**Given records**
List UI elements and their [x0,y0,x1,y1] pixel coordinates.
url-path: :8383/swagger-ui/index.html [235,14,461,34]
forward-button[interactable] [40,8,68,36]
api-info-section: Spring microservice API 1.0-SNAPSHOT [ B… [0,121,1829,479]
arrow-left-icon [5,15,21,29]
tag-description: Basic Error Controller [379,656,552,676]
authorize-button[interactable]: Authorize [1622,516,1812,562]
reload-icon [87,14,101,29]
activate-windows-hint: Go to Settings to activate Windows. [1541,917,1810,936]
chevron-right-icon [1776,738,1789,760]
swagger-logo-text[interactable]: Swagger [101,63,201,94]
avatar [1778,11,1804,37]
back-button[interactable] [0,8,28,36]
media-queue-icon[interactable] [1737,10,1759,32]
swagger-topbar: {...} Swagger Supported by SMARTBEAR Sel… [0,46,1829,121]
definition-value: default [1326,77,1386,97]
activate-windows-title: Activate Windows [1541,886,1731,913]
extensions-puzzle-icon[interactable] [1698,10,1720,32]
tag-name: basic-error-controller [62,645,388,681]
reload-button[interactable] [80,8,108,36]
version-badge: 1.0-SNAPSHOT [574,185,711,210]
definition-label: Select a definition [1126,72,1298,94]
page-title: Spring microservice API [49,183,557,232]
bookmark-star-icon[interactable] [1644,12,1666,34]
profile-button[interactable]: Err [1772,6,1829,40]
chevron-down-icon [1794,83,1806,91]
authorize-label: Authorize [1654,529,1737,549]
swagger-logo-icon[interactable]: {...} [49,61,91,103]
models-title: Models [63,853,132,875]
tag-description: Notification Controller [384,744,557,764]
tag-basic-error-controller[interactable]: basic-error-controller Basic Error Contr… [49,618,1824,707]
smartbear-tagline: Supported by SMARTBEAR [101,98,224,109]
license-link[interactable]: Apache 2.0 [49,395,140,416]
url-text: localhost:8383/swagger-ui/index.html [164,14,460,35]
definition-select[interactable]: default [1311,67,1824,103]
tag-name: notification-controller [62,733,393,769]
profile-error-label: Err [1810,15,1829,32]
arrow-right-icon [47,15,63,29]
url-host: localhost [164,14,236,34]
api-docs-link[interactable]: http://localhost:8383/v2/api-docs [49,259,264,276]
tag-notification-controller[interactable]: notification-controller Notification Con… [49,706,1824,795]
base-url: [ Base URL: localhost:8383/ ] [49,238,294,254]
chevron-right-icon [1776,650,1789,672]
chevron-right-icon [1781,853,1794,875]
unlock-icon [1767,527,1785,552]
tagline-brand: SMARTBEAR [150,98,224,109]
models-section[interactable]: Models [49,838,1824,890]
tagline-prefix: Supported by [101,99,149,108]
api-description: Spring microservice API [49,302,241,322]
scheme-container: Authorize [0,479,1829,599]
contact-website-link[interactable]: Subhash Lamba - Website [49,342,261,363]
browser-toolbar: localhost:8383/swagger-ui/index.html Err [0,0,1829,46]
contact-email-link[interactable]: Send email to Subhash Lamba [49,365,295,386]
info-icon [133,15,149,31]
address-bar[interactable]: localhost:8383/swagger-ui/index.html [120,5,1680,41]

**Objective**
Print every one of the rows above again, character for character, in the same order.

**Exercise solution**
List UI elements and their [x0,y0,x1,y1] pixel coordinates.
url-path: :8383/swagger-ui/index.html [235,14,461,34]
forward-button[interactable] [40,8,68,36]
api-info-section: Spring microservice API 1.0-SNAPSHOT [ B… [0,121,1829,479]
arrow-left-icon [5,15,21,29]
tag-description: Basic Error Controller [379,656,552,676]
authorize-button[interactable]: Authorize [1622,516,1812,562]
reload-icon [87,14,101,29]
activate-windows-hint: Go to Settings to activate Windows. [1541,917,1810,936]
chevron-right-icon [1776,738,1789,760]
swagger-logo-text[interactable]: Swagger [101,63,201,94]
avatar [1778,11,1804,37]
back-button[interactable] [0,8,28,36]
media-queue-icon[interactable] [1737,10,1759,32]
swagger-topbar: {...} Swagger Supported by SMARTBEAR Sel… [0,46,1829,121]
definition-value: default [1326,77,1386,97]
activate-windows-title: Activate Windows [1541,886,1731,913]
extensions-puzzle-icon[interactable] [1698,10,1720,32]
tag-name: basic-error-controller [62,645,388,681]
reload-button[interactable] [80,8,108,36]
version-badge: 1.0-SNAPSHOT [574,185,711,210]
definition-label: Select a definition [1126,72,1298,94]
page-title: Spring microservice API [49,183,557,232]
bookmark-star-icon[interactable] [1644,12,1666,34]
profile-button[interactable]: Err [1772,6,1829,40]
chevron-down-icon [1794,83,1806,91]
authorize-label: Authorize [1654,529,1737,549]
swagger-logo-icon[interactable]: {...} [49,61,91,103]
models-title: Models [63,853,132,875]
tag-description: Notification Controller [384,744,557,764]
tag-basic-error-controller[interactable]: basic-error-controller Basic Error Contr… [49,618,1824,707]
smartbear-tagline: Supported by SMARTBEAR [101,98,224,109]
license-link[interactable]: Apache 2.0 [49,395,140,416]
url-text: localhost:8383/swagger-ui/index.html [164,14,460,35]
definition-select[interactable]: default [1311,67,1824,103]
tag-name: notification-controller [62,733,393,769]
profile-error-label: Err [1810,15,1829,32]
arrow-right-icon [47,15,63,29]
url-host: localhost [164,14,236,34]
api-docs-link[interactable]: http://localhost:8383/v2/api-docs [49,259,264,276]
tag-notification-controller[interactable]: notification-controller Notification Con… [49,706,1824,795]
base-url: [ Base URL: localhost:8383/ ] [49,238,294,254]
chevron-right-icon [1776,650,1789,672]
chevron-right-icon [1781,853,1794,875]
unlock-icon [1767,527,1785,552]
tagline-brand: SMARTBEAR [150,98,224,109]
models-section[interactable]: Models [49,838,1824,890]
tagline-prefix: Supported by [101,99,149,108]
api-description: Spring microservice API [49,302,241,322]
scheme-container: Authorize [0,479,1829,599]
contact-website-link[interactable]: Subhash Lamba - Website [49,342,261,363]
browser-toolbar: localhost:8383/swagger-ui/index.html Err [0,0,1829,46]
contact-email-link[interactable]: Send email to Subhash Lamba [49,365,295,386]
info-icon [133,15,149,31]
address-bar[interactable]: localhost:8383/swagger-ui/index.html [120,5,1680,41]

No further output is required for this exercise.